_REQUEST_
Write down every entry below once more, exactly.

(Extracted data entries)
• • • •

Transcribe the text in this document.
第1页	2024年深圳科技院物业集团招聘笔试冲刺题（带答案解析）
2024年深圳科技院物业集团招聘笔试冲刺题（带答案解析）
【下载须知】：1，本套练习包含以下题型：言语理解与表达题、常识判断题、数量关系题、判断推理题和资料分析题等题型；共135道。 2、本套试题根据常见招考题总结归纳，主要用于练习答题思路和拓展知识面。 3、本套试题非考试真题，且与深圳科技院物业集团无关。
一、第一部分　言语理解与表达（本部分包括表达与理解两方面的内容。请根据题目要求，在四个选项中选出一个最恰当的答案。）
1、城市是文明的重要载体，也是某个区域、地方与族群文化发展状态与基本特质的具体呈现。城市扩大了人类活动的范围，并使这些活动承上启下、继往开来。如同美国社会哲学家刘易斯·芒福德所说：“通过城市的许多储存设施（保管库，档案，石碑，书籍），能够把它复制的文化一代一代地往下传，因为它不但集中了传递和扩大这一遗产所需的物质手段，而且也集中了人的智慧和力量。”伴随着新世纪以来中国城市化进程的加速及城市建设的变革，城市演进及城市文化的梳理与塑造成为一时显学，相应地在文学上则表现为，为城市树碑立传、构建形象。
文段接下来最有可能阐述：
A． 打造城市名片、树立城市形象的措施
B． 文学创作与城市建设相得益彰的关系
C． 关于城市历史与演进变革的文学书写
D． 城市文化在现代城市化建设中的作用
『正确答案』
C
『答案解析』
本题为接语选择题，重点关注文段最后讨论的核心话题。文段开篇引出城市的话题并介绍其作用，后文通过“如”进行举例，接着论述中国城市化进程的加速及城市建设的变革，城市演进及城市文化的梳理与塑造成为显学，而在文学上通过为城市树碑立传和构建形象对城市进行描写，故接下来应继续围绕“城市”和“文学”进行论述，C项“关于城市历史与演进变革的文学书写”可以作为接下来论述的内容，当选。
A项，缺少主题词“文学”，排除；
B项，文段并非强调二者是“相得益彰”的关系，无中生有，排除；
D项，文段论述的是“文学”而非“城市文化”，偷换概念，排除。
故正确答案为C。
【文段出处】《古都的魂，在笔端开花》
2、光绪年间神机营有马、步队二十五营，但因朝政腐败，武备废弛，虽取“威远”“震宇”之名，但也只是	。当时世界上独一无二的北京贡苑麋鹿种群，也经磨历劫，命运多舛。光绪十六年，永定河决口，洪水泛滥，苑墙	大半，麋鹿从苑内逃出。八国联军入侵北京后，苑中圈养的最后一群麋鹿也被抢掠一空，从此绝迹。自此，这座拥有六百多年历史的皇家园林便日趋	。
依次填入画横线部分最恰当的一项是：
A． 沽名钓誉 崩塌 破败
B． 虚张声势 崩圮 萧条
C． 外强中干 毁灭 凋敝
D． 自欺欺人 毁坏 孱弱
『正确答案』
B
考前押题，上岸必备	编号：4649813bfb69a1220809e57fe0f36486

• • • •

_COMPLETED EXERCISE_
Transcribe the text in this document.
第1页	2024年深圳科技院物业集团招聘笔试冲刺题（带答案解析）
2024年深圳科技院物业集团招聘笔试冲刺题（带答案解析）
【下载须知】：1，本套练习包含以下题型：言语理解与表达题、常识判断题、数量关系题、判断推理题和资料分析题等题型；共135道。 2、本套试题根据常见招考题总结归纳，主要用于练习答题思路和拓展知识面。 3、本套试题非考试真题，且与深圳科技院物业集团无关。
一、第一部分　言语理解与表达（本部分包括表达与理解两方面的内容。请根据题目要求，在四个选项中选出一个最恰当的答案。）
1、城市是文明的重要载体，也是某个区域、地方与族群文化发展状态与基本特质的具体呈现。城市扩大了人类活动的范围，并使这些活动承上启下、继往开来。如同美国社会哲学家刘易斯·芒福德所说：“通过城市的许多储存设施（保管库，档案，石碑，书籍），能够把它复制的文化一代一代地往下传，因为它不但集中了传递和扩大这一遗产所需的物质手段，而且也集中了人的智慧和力量。”伴随着新世纪以来中国城市化进程的加速及城市建设的变革，城市演进及城市文化的梳理与塑造成为一时显学，相应地在文学上则表现为，为城市树碑立传、构建形象。
文段接下来最有可能阐述：
A． 打造城市名片、树立城市形象的措施
B． 文学创作与城市建设相得益彰的关系
C． 关于城市历史与演进变革的文学书写
D． 城市文化在现代城市化建设中的作用
『正确答案』
C
『答案解析』
本题为接语选择题，重点关注文段最后讨论的核心话题。文段开篇引出城市的话题并介绍其作用，后文通过“如”进行举例，接着论述中国城市化进程的加速及城市建设的变革，城市演进及城市文化的梳理与塑造成为显学，而在文学上通过为城市树碑立传和构建形象对城市进行描写，故接下来应继续围绕“城市”和“文学”进行论述，C项“关于城市历史与演进变革的文学书写”可以作为接下来论述的内容，当选。
A项，缺少主题词“文学”，排除；
B项，文段并非强调二者是“相得益彰”的关系，无中生有，排除；
D项，文段论述的是“文学”而非“城市文化”，偷换概念，排除。
故正确答案为C。
【文段出处】《古都的魂，在笔端开花》
2、光绪年间神机营有马、步队二十五营，但因朝政腐败，武备废弛，虽取“威远”“震宇”之名，但也只是	。当时世界上独一无二的北京贡苑麋鹿种群，也经磨历劫，命运多舛。光绪十六年，永定河决口，洪水泛滥，苑墙	大半，麋鹿从苑内逃出。八国联军入侵北京后，苑中圈养的最后一群麋鹿也被抢掠一空，从此绝迹。自此，这座拥有六百多年历史的皇家园林便日趋	。
依次填入画横线部分最恰当的一项是：
A． 沽名钓誉 崩塌 破败
B． 虚张声势 崩圮 萧条
C． 外强中干 毁灭 凋敝
D． 自欺欺人 毁坏 孱弱
『正确答案』
B
考前押题，上岸必备	编号：4649813bfb69a1220809e57fe0f36486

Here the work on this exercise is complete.